▶ [GIVEN RECORDS]
☆ ☆ ☆

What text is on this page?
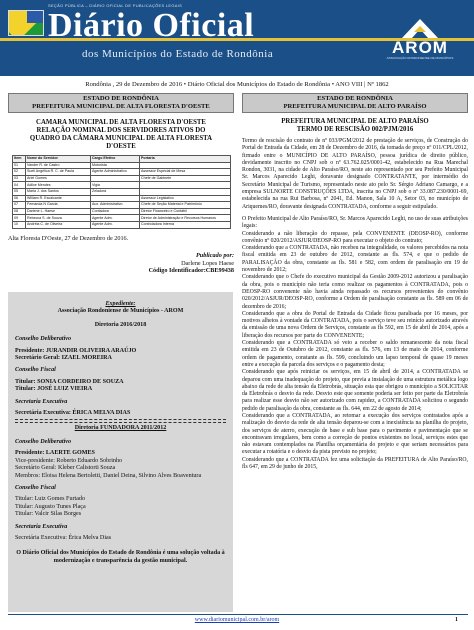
SEÇÃO PÚBLICA – DIÁRIO OFICIAL DE PUBLICAÇÕES LEGAIS
Diário Oficial
dos Municípios do Estado de Rondônia	AROM
ASSOCIAÇÃO RONDONIENSE DE MUNICÍPIOS
Rondônia , 29 de Dezembro de 2016 • Diário Oficial dos Municípios do Estado de Rondônia • ANO VIII | Nº 1862
ESTADO DE RONDÔNIA
PREFEITURA MUNICIPAL DE ALTA FLORESTA D'OESTE
CAMARA MUNICIPAL DE ALTA FLORESTA D'OESTE
RELAÇÃO NOMINAL DOS SERVIDORES ATIVOS DO
QUADRO DA CÂMARA MUNICIPAL DE ALTA FLORESTA
D'OESTE
Item	Nome do Servidor	Cargo Efetivo	Portaria
01	Vander R. de Castro	Motorista	
02	Sueli Angélica R. C. de Paula	Agente Administrativo	Assessor Especial de Mesa
03	Ariel Gomes		Chefe de Gabinete
04	Adilce Mendes	Vigia	
05	Maria J. dos Santos	Zeladora	
06	William R. Escalcante		Assessor Legislativo
07	Fernanda N Garcia	Aux. Administrativo	Chefe de Seção Material e Patrimônio
08	Darlene L. Haese	Contadora	Diretor Financeiro e Contábil
09	Rebecca S. de Souza	Agente Adm.	Diretor de Administração e Recursos Humanos
10	Andréia C. de Oliveira	Agente Adm.	Controladora Interna
Alta Floresta D'Oeste, 27 de Dezembro de 2016.
Publicado por:
Darlene Lopes Haese
Código Identificador:CBE99438
Expediente:
Associação Rondoniense de Municípios - AROM
Diretoria 2016/2018
Conselho Deliberativo
Presidente: JURANDIR OLIVEIRA ARAÚJO
Secretário Geral: IZAEL MOREIRA
Conselho Fiscal
Titular: SONIA CORDEIRO DE SOUZA
Titular: JOSÉ LUIZ VIEIRA
Secretaria Executiva
Secretária Executiva: ÉRICA MELVA DIAS
Diretoria FUNDADORA 2011/2012
Conselho Deliberativo
Presidente: LAERTE GOMES
Vice-presidente: Roberto Eduardo Sobrinho
Secretário Geral: Kleber Calistorti Souza
Membros: Eloisa Helena Bertoletti, Daniel Deina, Silvino Alves Boaventura
Conselho Fiscal
Titular: Luiz Gomes Furtado
Titular: Augusto Tunes Plaça
Titular: Valcir Silas Borges
Secretaria Executiva
Secretária Executiva: Érica Melva Dias
O Diário Oficial dos Municípios do Estado de Rondônia é uma solução voltada à modernização e transparência da gestão municipal.
ESTADO DE RONDÔNIA
PREFEITURA MUNICIPAL DE ALTO PARAÍSO
PREFEITURA MUNICIPAL DE ALTO PARAÍSO
TERMO DE RESCISÃO 002/PJM/2016
Termo de rescisão do contrato de nº 033/PGM/2012 de prestação de serviços, de Construção do Portal de Entrada da Cidade, em 28 de Dezembro de 2016, da tomada de preço nº 011/CPL/2012, firmado entre o MUNICÍPIO DE ALTO PARAÍSO, pessoa jurídica de direito público, devidamente inscrito no CNPJ sob o nº 63.762.025/0001-42, estabelecido na Rua Marechal Rondon, 3031, na cidade de Alto Paraíso/RO, neste ato representado por seu Prefeito Municipal Sr. Marcos Aparecido Leghi, doravante designado CONTRATANTE, por intermédio do Secretário Municipal de Turismo, representado neste ato pelo Sr. Sérgio Adriano Camargo, e a empresa SULNORTE CONSTRUÇÕES LTDA, inscrita no CNPJ sob o nº 33.087.230/0001-69, estabelecida na rua Rui Barbosa, nº 2041, Ed. Manon, Sala 10 A, Setor 03, no município de Ariquemes/RO, doravante designada CONTRATADA, conforme a seguir estipulado.
O Prefeito Municipal de Alto Paraíso/RO, Sr. Marcos Aparecido Leghi, no uso de suas atribuições legais:
Considerando a não liberação do repasse, pela CONVENENTE (DEOSP-RO), conforme convênio nº 020/2012/ASJUR/DEOSP-RO para executar o objeto do contrato;
Considerando que a CONTRATADA, não recebeu na integralidade, os valores percebidos na nota fiscal emitida em 23 de outubro de 2012, constante as fls. 574, e que o pedido de PARALISAÇÃO da obra, constante as fls. 581 e 582, com ordem de paralisação em 19 de novembro de 2012;
Considerando que o Chefe do executivo municipal da Gestão 2009-2012 autorizou a paralisação da obra, pois o município não teria como realizar os pagamentos à CONTRATADA, pois o DEOSP-RO convenente não havia ainda repassado os recursos provenientes do convênio 020/2012/ASJUR/DEOSP-RO, conforme a Ordem de paralisação constante as fls. 589 em 06 de dezembro de 2016;
Considerando que a obra do Portal de Entrada da Cidade ficou paralisada por 16 meses, por motivos alheios à vontade da CONTRATADA, pois o serviço teve seu reinício autorizado através da emissão de uma nova Ordem de Serviços, constante as fls 592, em 15 de abril de 2014, após a liberação dos recursos por parte do CONVENENTE;
Considerando que a CONTRATADA só veio a receber o saldo remanescente da nota fiscal emitida em 23 de Outubro de 2012, constante as fls. 576, em 13 de maio de 2014, conforme ordem de pagamento, constante as fls. 599, concluindo um lapso temporal de quase 19 meses entre a execução da parcela dos serviços e o pagamento desta;
Considerando que após reiniciar os serviços, em 15 de abril de 2014, a CONTRATADA se deparou com uma inadequação do projeto, que previa a instalação de uma estrutura metálica logo abaixo da rede de alta tensão da Eletrobrás, situação esta que obrigou o município a SOLICITAR da Eletrobrás o desvio da rede. Desvio este que somente poderia ser feito por parte da Eletrobrás para realizar esse desvio não ser autorizado com rapidez, a CONTRATADA solicitou o segundo pedido de paralisação da obra, constante as fls. 644, em 22 de agosto de 2014;
Considerando que a CONTRATADA, ao retomar a execução dos serviços contratados após a realização do desvio da rede de alta tensão deparou-se com a inexistência na planilha do projeto, dos serviços de aterro, execução de base e sub base para o pavimento e pavimentação que se encontravam irregulares, bem como a correção de pontos existentes no local, serviços estes que não estavam contemplados na Planilha orçamentária do projeto e que seriam necessários para executar a rotatória e o desvio da pista previsto no projeto;
Considerando que a CONTRATADA fez uma solicitação da PREFEITURA de Alto Paraíso/RO, fls 647, em 29 de junho de 2015,
www.diariomunicipal.com.br/arom	1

☆ ☆ ☆

▶ [TASK] Search the preceding listing for the word "Assessor" and pull out every line that holds it.

▶ [OUTPUT BELOW]
02	Sueli Angélica R. C. de Paula	Agente Administrativo	Assessor Especial de Mesa
06	William R. Escalcante		Assessor Legislativo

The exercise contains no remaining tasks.